Data entries for graphics
....

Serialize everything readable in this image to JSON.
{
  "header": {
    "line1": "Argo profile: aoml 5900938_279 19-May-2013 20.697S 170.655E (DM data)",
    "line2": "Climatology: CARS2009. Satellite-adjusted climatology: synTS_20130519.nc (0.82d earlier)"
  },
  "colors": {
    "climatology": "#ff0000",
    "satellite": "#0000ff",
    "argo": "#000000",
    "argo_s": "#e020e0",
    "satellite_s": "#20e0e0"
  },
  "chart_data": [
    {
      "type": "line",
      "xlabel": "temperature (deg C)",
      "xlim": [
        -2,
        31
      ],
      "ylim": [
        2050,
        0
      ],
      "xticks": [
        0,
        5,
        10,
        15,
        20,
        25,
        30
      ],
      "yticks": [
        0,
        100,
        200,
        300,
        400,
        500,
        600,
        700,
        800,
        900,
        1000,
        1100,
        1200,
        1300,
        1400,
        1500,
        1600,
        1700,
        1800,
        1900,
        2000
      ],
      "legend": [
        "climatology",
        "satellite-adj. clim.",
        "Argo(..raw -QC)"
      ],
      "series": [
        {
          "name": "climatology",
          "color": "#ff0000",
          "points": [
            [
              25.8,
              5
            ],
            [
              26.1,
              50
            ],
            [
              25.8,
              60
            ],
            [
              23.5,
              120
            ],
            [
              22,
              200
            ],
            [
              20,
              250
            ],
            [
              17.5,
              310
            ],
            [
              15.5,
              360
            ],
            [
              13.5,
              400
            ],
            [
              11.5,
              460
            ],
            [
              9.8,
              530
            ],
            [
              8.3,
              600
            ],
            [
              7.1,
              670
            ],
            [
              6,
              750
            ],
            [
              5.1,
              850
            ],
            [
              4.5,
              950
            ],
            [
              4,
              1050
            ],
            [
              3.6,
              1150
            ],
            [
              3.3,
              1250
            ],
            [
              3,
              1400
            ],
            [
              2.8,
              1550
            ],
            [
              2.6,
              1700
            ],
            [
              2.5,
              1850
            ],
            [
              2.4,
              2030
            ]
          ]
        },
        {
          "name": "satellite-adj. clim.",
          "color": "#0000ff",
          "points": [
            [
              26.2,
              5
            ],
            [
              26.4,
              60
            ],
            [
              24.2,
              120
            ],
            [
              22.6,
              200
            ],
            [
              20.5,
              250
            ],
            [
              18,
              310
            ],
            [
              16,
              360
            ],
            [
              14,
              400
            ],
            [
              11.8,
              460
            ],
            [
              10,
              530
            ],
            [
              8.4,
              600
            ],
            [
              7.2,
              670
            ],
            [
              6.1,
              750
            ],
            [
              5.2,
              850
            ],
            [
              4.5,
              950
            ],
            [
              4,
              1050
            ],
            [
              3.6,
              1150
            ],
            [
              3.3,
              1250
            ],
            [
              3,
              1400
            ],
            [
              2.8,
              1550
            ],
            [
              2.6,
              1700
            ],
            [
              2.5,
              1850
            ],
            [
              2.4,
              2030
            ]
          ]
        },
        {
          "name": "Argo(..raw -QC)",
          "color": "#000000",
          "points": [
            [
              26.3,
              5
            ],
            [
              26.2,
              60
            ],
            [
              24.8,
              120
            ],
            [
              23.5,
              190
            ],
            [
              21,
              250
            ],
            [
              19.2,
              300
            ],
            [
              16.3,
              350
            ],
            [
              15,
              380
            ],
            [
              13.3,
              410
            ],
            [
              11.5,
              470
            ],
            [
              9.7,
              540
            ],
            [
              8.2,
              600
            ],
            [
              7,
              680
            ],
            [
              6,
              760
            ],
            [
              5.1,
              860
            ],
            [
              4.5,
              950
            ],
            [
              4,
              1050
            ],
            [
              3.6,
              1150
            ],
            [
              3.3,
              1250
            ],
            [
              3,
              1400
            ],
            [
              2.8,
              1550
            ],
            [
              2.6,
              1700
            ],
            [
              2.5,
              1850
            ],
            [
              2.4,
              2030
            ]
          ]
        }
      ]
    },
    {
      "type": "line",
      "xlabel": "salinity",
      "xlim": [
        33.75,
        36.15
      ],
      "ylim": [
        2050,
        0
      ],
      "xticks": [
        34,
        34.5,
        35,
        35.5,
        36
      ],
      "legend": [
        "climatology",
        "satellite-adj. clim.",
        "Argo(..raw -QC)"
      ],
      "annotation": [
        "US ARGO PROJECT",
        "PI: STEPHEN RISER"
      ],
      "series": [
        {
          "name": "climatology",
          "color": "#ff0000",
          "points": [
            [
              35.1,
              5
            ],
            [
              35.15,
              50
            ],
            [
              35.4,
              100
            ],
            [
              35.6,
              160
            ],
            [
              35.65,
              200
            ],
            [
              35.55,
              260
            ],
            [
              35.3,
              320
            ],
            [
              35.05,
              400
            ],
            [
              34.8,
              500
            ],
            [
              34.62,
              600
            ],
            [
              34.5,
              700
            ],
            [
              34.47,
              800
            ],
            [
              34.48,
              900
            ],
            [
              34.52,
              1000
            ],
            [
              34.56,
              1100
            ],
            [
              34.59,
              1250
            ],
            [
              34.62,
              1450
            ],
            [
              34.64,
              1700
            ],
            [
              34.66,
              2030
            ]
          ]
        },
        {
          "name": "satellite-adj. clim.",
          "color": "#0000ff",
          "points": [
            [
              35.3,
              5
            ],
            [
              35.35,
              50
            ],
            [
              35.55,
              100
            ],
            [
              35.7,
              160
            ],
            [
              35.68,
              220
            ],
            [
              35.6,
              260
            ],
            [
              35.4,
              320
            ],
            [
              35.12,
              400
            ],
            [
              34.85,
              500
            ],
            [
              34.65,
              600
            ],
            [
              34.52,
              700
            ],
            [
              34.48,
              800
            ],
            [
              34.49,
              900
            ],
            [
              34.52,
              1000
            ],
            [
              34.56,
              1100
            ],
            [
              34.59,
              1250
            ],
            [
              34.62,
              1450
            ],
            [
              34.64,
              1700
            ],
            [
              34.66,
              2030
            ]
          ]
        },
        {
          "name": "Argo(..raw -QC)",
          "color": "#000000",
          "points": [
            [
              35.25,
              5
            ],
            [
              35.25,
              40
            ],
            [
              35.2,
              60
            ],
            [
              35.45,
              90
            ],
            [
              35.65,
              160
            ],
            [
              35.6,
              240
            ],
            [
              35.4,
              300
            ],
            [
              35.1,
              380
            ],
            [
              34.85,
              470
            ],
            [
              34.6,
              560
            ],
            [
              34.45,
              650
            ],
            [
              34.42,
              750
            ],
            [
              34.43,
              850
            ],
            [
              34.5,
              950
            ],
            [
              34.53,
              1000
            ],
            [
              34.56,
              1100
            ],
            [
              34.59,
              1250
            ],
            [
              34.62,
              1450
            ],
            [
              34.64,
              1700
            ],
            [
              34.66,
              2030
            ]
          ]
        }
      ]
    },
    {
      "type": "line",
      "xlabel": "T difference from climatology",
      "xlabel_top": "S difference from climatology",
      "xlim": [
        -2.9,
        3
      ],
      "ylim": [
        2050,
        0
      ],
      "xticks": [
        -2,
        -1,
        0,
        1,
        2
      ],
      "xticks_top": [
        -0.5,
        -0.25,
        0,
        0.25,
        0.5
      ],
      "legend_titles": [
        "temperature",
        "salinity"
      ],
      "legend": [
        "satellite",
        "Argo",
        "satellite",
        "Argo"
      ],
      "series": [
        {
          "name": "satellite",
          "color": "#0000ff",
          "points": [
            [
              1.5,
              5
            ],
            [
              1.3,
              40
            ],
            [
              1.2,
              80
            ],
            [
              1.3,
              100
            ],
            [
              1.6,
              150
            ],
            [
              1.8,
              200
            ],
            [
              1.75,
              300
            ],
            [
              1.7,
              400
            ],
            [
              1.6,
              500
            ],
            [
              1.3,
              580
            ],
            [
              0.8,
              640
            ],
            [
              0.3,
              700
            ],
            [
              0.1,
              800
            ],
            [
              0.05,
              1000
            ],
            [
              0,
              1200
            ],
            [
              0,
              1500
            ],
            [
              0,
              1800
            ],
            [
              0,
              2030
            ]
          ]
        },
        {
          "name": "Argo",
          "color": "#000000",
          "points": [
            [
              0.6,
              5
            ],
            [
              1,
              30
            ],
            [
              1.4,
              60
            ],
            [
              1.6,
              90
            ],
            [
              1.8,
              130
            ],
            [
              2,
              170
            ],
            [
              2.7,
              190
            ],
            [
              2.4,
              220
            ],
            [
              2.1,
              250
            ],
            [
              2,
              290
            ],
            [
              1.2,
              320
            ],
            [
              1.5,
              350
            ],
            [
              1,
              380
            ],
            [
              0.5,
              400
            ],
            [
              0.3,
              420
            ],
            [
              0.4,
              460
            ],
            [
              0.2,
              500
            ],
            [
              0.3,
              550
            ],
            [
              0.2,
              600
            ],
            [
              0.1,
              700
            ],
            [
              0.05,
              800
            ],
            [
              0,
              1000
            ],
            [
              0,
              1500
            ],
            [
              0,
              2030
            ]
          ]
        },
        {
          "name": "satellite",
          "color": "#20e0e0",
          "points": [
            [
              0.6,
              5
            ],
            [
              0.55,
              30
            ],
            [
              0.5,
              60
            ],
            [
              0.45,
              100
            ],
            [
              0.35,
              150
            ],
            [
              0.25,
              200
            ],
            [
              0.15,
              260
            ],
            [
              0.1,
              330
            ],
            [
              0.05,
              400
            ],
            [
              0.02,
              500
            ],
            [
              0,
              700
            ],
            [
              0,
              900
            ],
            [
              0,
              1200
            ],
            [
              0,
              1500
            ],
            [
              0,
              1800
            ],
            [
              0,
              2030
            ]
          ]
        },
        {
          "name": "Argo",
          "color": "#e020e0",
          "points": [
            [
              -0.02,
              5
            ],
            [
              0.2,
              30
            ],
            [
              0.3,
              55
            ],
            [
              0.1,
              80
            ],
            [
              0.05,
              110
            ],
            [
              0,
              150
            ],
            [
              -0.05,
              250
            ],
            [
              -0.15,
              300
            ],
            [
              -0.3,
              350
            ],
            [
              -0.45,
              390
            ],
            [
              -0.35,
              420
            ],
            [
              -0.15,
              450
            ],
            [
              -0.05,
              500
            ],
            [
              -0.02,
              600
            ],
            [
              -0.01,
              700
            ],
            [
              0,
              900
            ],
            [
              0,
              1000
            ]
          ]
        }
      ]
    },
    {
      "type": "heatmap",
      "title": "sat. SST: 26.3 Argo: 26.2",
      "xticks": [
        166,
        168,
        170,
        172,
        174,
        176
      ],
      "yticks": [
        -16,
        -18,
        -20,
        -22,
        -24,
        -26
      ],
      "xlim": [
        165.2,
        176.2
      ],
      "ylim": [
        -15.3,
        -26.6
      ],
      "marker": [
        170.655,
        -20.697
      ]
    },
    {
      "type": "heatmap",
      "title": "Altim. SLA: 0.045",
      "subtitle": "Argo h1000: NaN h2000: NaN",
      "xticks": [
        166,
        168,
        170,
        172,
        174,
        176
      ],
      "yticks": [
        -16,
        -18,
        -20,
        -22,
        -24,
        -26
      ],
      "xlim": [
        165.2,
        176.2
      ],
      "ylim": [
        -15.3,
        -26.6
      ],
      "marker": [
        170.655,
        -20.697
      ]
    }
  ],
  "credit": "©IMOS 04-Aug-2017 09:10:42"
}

....

- PROBLEM TO SOLVE
Look through the data and gather every line with the string "climatology" in it.

- WRITTEN REPLY
    "line2": "Climatology: CARS2009. Satellite-adjusted climatology: synTS_20130519.nc (0.82d earlier)"
    "climatology": "#ff0000",
        "climatology",
          "name": "climatology",
        "climatology",
          "name": "climatology",
      "xlabel": "T difference from climatology",
      "xlabel_top": "S difference from climatology",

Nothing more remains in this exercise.